= Beginning of Section =
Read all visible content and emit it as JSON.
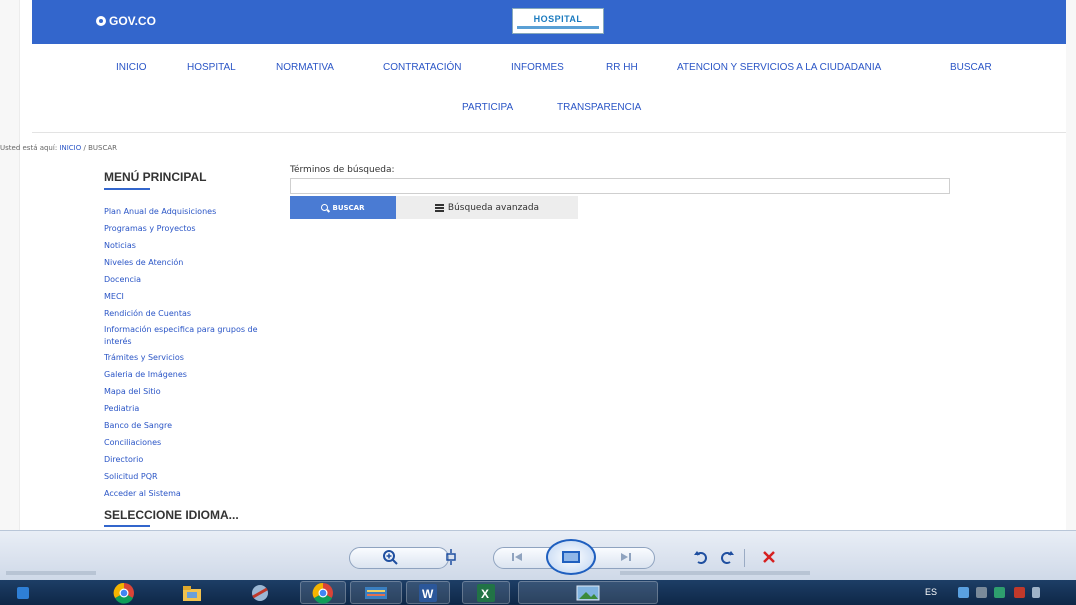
{
  "gov_bar": {
    "logo_text": "GOV.CO",
    "hospital_logo_text": "HOSPITAL"
  },
  "nav": {
    "row1": [
      "INICIO",
      "HOSPITAL",
      "NORMATIVA",
      "CONTRATACIÓN",
      "INFORMES",
      "RR HH",
      "ATENCION Y SERVICIOS A LA CIUDADANIA",
      "BUSCAR"
    ],
    "row2": [
      "PARTICIPA",
      "TRANSPARENCIA"
    ]
  },
  "breadcrumb": {
    "prefix": "Usted está aquí:",
    "home": "INICIO",
    "separator": "/",
    "current": "BUSCAR"
  },
  "sidebar": {
    "title": "MENÚ PRINCIPAL",
    "items": [
      "Plan Anual de Adquisiciones",
      "Programas y Proyectos",
      "Noticias",
      "Niveles de Atención",
      "Docencia",
      "MECI",
      "Rendición de Cuentas",
      "Información especifica para grupos de interés",
      "Trámites y Servicios",
      "Galeria de Imágenes",
      "Mapa del Sitio",
      "Pediatria",
      "Banco de Sangre",
      "Conciliaciones",
      "Directorio",
      "Solicitud PQR",
      "Acceder al Sistema"
    ],
    "language_title": "SELECCIONE IDIOMA..."
  },
  "search": {
    "label": "Términos de búsqueda:",
    "value": "",
    "search_button": "BUSCAR",
    "advanced_button": "Búsqueda avanzada"
  },
  "taskbar": {
    "language": "ES"
  },
  "icons": {
    "zoom": "zoom-in-icon",
    "fit": "fit-window-icon",
    "prev": "previous-icon",
    "slideshow": "slideshow-icon",
    "next": "next-icon",
    "rotate_ccw": "rotate-counterclockwise-icon",
    "rotate_cw": "rotate-clockwise-icon",
    "delete": "delete-icon"
  },
  "colors": {
    "gov_blue": "#3366cc",
    "link_blue": "#2a55c6",
    "button_blue": "#4a7bd3",
    "delete_red": "#d62020"
  }
}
= End of Section =
What you have to do » From the data above, report how many lines hold the word "BUSCAR", answering with the number by itself.

Exercise output » 3